● What you will do
Take the data below and repeat it exactly.

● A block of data
____

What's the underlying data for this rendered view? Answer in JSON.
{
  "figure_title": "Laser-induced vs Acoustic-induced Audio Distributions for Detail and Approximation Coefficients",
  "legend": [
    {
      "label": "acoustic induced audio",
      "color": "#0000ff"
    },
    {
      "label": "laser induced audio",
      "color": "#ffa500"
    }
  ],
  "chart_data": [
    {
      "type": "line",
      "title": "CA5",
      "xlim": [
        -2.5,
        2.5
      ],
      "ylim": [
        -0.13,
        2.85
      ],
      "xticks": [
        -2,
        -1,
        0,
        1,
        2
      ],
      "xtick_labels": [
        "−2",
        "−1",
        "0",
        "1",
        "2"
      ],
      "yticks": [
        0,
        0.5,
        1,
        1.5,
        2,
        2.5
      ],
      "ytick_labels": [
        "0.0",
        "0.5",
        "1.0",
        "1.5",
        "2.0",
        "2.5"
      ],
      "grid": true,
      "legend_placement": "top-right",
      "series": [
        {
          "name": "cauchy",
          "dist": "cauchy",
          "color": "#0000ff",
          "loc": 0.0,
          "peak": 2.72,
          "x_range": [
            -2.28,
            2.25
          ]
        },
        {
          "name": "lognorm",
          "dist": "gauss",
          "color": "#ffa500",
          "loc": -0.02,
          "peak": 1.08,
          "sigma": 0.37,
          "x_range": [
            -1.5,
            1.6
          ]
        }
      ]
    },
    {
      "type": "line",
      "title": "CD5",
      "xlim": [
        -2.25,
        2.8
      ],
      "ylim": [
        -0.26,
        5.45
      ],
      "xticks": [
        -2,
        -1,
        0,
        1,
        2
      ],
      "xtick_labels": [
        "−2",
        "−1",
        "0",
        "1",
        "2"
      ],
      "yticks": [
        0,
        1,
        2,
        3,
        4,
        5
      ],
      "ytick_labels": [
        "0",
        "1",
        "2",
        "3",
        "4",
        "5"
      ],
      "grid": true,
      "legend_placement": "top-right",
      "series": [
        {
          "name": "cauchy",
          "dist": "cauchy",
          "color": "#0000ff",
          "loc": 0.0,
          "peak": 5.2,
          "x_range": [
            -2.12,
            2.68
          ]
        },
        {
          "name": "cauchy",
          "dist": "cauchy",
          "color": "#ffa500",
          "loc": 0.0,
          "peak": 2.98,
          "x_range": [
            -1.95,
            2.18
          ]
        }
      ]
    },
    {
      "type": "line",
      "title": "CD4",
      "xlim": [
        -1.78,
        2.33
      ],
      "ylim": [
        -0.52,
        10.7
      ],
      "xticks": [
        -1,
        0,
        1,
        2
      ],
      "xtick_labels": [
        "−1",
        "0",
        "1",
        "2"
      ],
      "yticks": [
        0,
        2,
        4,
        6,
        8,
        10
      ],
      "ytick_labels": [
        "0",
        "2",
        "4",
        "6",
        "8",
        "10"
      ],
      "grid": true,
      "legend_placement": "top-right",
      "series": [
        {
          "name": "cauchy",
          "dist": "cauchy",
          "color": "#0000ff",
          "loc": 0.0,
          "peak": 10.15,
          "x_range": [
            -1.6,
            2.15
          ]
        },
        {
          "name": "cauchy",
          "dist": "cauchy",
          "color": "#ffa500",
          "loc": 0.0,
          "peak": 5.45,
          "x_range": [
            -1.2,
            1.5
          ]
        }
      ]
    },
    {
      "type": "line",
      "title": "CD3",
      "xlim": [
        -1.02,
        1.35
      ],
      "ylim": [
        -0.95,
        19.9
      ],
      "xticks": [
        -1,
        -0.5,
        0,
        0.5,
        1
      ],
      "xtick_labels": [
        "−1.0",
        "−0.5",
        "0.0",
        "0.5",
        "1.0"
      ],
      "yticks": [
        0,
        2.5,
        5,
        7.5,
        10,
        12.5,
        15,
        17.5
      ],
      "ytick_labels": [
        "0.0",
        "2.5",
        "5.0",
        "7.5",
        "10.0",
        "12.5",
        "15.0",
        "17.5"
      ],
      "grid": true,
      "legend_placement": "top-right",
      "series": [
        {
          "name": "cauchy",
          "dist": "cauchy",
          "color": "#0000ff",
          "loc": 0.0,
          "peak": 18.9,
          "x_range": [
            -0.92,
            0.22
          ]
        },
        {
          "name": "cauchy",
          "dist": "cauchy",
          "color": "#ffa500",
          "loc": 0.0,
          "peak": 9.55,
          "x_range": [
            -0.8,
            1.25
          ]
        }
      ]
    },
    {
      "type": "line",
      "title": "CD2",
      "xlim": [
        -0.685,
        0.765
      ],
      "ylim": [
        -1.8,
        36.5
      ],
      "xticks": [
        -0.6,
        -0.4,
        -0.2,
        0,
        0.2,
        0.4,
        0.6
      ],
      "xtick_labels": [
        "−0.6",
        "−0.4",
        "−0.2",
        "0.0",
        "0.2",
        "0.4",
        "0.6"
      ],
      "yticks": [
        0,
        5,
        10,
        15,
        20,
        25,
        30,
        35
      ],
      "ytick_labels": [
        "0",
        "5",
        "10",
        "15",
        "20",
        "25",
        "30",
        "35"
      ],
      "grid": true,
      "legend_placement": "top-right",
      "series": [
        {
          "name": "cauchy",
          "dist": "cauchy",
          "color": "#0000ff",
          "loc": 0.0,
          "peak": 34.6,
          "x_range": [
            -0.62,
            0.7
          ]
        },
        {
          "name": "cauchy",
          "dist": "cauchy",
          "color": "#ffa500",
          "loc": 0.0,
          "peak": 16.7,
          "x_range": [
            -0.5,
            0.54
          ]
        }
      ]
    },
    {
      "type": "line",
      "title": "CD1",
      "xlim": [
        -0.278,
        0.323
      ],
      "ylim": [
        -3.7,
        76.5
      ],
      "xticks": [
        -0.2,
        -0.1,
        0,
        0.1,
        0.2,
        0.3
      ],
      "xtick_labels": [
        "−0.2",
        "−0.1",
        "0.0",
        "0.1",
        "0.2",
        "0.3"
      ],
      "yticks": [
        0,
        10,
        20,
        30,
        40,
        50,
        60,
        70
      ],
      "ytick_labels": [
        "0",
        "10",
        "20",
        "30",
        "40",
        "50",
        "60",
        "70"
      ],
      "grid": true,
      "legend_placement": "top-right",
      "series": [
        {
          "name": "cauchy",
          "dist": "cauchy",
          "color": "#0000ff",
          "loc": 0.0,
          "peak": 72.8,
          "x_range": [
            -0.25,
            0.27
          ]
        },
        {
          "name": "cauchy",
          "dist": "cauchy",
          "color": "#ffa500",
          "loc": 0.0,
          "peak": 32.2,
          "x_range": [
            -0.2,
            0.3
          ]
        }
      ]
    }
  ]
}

____

● Response to the exercise
What's the underlying data for this rendered view? Answer in JSON.
{
  "figure_title": "Laser-induced vs Acoustic-induced Audio Distributions for Detail and Approximation Coefficients",
  "legend": [
    {
      "label": "acoustic induced audio",
      "color": "#0000ff"
    },
    {
      "label": "laser induced audio",
      "color": "#ffa500"
    }
  ],
  "chart_data": [
    {
      "type": "line",
      "title": "CA5",
      "xlim": [
        -2.5,
        2.5
      ],
      "ylim": [
        -0.13,
        2.85
      ],
      "xticks": [
        -2,
        -1,
        0,
        1,
        2
      ],
      "xtick_labels": [
        "−2",
        "−1",
        "0",
        "1",
        "2"
      ],
      "yticks": [
        0,
        0.5,
        1,
        1.5,
        2,
        2.5
      ],
      "ytick_labels": [
        "0.0",
        "0.5",
        "1.0",
        "1.5",
        "2.0",
        "2.5"
      ],
      "grid": true,
      "legend_placement": "top-right",
      "series": [
        {
          "name": "cauchy",
          "dist": "cauchy",
          "color": "#0000ff",
          "loc": 0.0,
          "peak": 2.72,
          "x_range": [
            -2.28,
            2.25
          ]
        },
        {
          "name": "lognorm",
          "dist": "gauss",
          "color": "#ffa500",
          "loc": -0.02,
          "peak": 1.08,
          "sigma": 0.37,
          "x_range": [
            -1.5,
            1.6
          ]
        }
      ]
    },
    {
      "type": "line",
      "title": "CD5",
      "xlim": [
        -2.25,
        2.8
      ],
      "ylim": [
        -0.26,
        5.45
      ],
      "xticks": [
        -2,
        -1,
        0,
        1,
        2
      ],
      "xtick_labels": [
        "−2",
        "−1",
        "0",
        "1",
        "2"
      ],
      "yticks": [
        0,
        1,
        2,
        3,
        4,
        5
      ],
      "ytick_labels": [
        "0",
        "1",
        "2",
        "3",
        "4",
        "5"
      ],
      "grid": true,
      "legend_placement": "top-right",
      "series": [
        {
          "name": "cauchy",
          "dist": "cauchy",
          "color": "#0000ff",
          "loc": 0.0,
          "peak": 5.2,
          "x_range": [
            -2.12,
            2.68
          ]
        },
        {
          "name": "cauchy",
          "dist": "cauchy",
          "color": "#ffa500",
          "loc": 0.0,
          "peak": 2.98,
          "x_range": [
            -1.95,
            2.18
          ]
        }
      ]
    },
    {
      "type": "line",
      "title": "CD4",
      "xlim": [
        -1.78,
        2.33
      ],
      "ylim": [
        -0.52,
        10.7
      ],
      "xticks": [
        -1,
        0,
        1,
        2
      ],
      "xtick_labels": [
        "−1",
        "0",
        "1",
        "2"
      ],
      "yticks": [
        0,
        2,
        4,
        6,
        8,
        10
      ],
      "ytick_labels": [
        "0",
        "2",
        "4",
        "6",
        "8",
        "10"
      ],
      "grid": true,
      "legend_placement": "top-right",
      "series": [
        {
          "name": "cauchy",
          "dist": "cauchy",
          "color": "#0000ff",
          "loc": 0.0,
          "peak": 10.15,
          "x_range": [
            -1.6,
            2.15
          ]
        },
        {
          "name": "cauchy",
          "dist": "cauchy",
          "color": "#ffa500",
          "loc": 0.0,
          "peak": 5.45,
          "x_range": [
            -1.2,
            1.5
          ]
        }
      ]
    },
    {
      "type": "line",
      "title": "CD3",
      "xlim": [
        -1.02,
        1.35
      ],
      "ylim": [
        -0.95,
        19.9
      ],
      "xticks": [
        -1,
        -0.5,
        0,
        0.5,
        1
      ],
      "xtick_labels": [
        "−1.0",
        "−0.5",
        "0.0",
        "0.5",
        "1.0"
      ],
      "yticks": [
        0,
        2.5,
        5,
        7.5,
        10,
        12.5,
        15,
        17.5
      ],
      "ytick_labels": [
        "0.0",
        "2.5",
        "5.0",
        "7.5",
        "10.0",
        "12.5",
        "15.0",
        "17.5"
      ],
      "grid": true,
      "legend_placement": "top-right",
      "series": [
        {
          "name": "cauchy",
          "dist": "cauchy",
          "color": "#0000ff",
          "loc": 0.0,
          "peak": 18.9,
          "x_range": [
            -0.92,
            0.22
          ]
        },
        {
          "name": "cauchy",
          "dist": "cauchy",
          "color": "#ffa500",
          "loc": 0.0,
          "peak": 9.55,
          "x_range": [
            -0.8,
            1.25
          ]
        }
      ]
    },
    {
      "type": "line",
      "title": "CD2",
      "xlim": [
        -0.685,
        0.765
      ],
      "ylim": [
        -1.8,
        36.5
      ],
      "xticks": [
        -0.6,
        -0.4,
        -0.2,
        0,
        0.2,
        0.4,
        0.6
      ],
      "xtick_labels": [
        "−0.6",
        "−0.4",
        "−0.2",
        "0.0",
        "0.2",
        "0.4",
        "0.6"
      ],
      "yticks": [
        0,
        5,
        10,
        15,
        20,
        25,
        30,
        35
      ],
      "ytick_labels": [
        "0",
        "5",
        "10",
        "15",
        "20",
        "25",
        "30",
        "35"
      ],
      "grid": true,
      "legend_placement": "top-right",
      "series": [
        {
          "name": "cauchy",
          "dist": "cauchy",
          "color": "#0000ff",
          "loc": 0.0,
          "peak": 34.6,
          "x_range": [
            -0.62,
            0.7
          ]
        },
        {
          "name": "cauchy",
          "dist": "cauchy",
          "color": "#ffa500",
          "loc": 0.0,
          "peak": 16.7,
          "x_range": [
            -0.5,
            0.54
          ]
        }
      ]
    },
    {
      "type": "line",
      "title": "CD1",
      "xlim": [
        -0.278,
        0.323
      ],
      "ylim": [
        -3.7,
        76.5
      ],
      "xticks": [
        -0.2,
        -0.1,
        0,
        0.1,
        0.2,
        0.3
      ],
      "xtick_labels": [
        "−0.2",
        "−0.1",
        "0.0",
        "0.1",
        "0.2",
        "0.3"
      ],
      "yticks": [
        0,
        10,
        20,
        30,
        40,
        50,
        60,
        70
      ],
      "ytick_labels": [
        "0",
        "10",
        "20",
        "30",
        "40",
        "50",
        "60",
        "70"
      ],
      "grid": true,
      "legend_placement": "top-right",
      "series": [
        {
          "name": "cauchy",
          "dist": "cauchy",
          "color": "#0000ff",
          "loc": 0.0,
          "peak": 72.8,
          "x_range": [
            -0.25,
            0.27
          ]
        },
        {
          "name": "cauchy",
          "dist": "cauchy",
          "color": "#ffa500",
          "loc": 0.0,
          "peak": 32.2,
          "x_range": [
            -0.2,
            0.3
          ]
        }
      ]
    }
  ]
}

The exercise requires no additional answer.